WHAT THE EXERCISE ASKS
Give back the full material, exactly as it reads.
## BEGIN AVAILABLE DATA
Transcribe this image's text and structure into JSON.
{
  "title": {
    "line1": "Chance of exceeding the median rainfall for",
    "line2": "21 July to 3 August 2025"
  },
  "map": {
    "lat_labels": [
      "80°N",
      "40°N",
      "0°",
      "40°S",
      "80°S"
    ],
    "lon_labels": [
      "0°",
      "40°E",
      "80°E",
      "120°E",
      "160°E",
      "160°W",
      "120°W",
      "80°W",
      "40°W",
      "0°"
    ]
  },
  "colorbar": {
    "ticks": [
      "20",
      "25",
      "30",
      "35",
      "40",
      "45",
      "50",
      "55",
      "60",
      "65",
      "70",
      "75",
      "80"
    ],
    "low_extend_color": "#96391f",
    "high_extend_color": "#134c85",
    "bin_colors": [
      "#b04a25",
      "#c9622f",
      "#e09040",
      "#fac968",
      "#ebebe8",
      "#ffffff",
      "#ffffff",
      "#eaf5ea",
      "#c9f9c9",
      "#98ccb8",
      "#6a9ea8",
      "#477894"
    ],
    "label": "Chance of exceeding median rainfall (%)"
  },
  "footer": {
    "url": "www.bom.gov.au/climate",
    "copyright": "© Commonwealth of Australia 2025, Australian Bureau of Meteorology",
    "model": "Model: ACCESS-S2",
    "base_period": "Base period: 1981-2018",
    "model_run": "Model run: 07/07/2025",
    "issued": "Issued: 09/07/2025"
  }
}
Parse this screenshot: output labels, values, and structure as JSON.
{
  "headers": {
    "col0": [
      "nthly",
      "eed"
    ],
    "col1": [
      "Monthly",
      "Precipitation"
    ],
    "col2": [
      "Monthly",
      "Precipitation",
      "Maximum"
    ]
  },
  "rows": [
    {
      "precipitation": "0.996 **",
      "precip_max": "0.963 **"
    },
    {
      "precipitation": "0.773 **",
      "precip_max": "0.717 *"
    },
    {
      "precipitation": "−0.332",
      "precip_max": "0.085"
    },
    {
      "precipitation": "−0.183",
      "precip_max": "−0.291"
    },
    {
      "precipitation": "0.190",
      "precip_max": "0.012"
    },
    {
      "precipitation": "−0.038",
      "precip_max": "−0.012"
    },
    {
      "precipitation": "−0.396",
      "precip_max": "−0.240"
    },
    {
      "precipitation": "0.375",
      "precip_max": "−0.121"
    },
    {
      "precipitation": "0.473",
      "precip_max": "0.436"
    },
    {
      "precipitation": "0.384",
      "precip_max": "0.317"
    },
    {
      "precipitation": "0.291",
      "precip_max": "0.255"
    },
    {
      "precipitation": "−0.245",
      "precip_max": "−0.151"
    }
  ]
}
## END AVAILABLE DATA
SOLVED PROBLEM
Transcribe this image's text and structure into JSON.
{
  "title": {
    "line1": "Chance of exceeding the median rainfall for",
    "line2": "21 July to 3 August 2025"
  },
  "map": {
    "lat_labels": [
      "80°N",
      "40°N",
      "0°",
      "40°S",
      "80°S"
    ],
    "lon_labels": [
      "0°",
      "40°E",
      "80°E",
      "120°E",
      "160°E",
      "160°W",
      "120°W",
      "80°W",
      "40°W",
      "0°"
    ]
  },
  "colorbar": {
    "ticks": [
      "20",
      "25",
      "30",
      "35",
      "40",
      "45",
      "50",
      "55",
      "60",
      "65",
      "70",
      "75",
      "80"
    ],
    "low_extend_color": "#96391f",
    "high_extend_color": "#134c85",
    "bin_colors": [
      "#b04a25",
      "#c9622f",
      "#e09040",
      "#fac968",
      "#ebebe8",
      "#ffffff",
      "#ffffff",
      "#eaf5ea",
      "#c9f9c9",
      "#98ccb8",
      "#6a9ea8",
      "#477894"
    ],
    "label": "Chance of exceeding median rainfall (%)"
  },
  "footer": {
    "url": "www.bom.gov.au/climate",
    "copyright": "© Commonwealth of Australia 2025, Australian Bureau of Meteorology",
    "model": "Model: ACCESS-S2",
    "base_period": "Base period: 1981-2018",
    "model_run": "Model run: 07/07/2025",
    "issued": "Issued: 09/07/2025"
  }
}
Parse this screenshot: output labels, values, and structure as JSON.
{
  "headers": {
    "col0": [
      "nthly",
      "eed"
    ],
    "col1": [
      "Monthly",
      "Precipitation"
    ],
    "col2": [
      "Monthly",
      "Precipitation",
      "Maximum"
    ]
  },
  "rows": [
    {
      "precipitation": "0.996 **",
      "precip_max": "0.963 **"
    },
    {
      "precipitation": "0.773 **",
      "precip_max": "0.717 *"
    },
    {
      "precipitation": "−0.332",
      "precip_max": "0.085"
    },
    {
      "precipitation": "−0.183",
      "precip_max": "−0.291"
    },
    {
      "precipitation": "0.190",
      "precip_max": "0.012"
    },
    {
      "precipitation": "−0.038",
      "precip_max": "−0.012"
    },
    {
      "precipitation": "−0.396",
      "precip_max": "−0.240"
    },
    {
      "precipitation": "0.375",
      "precip_max": "−0.121"
    },
    {
      "precipitation": "0.473",
      "precip_max": "0.436"
    },
    {
      "precipitation": "0.384",
      "precip_max": "0.317"
    },
    {
      "precipitation": "0.291",
      "precip_max": "0.255"
    },
    {
      "precipitation": "−0.245",
      "precip_max": "−0.151"
    }
  ]
}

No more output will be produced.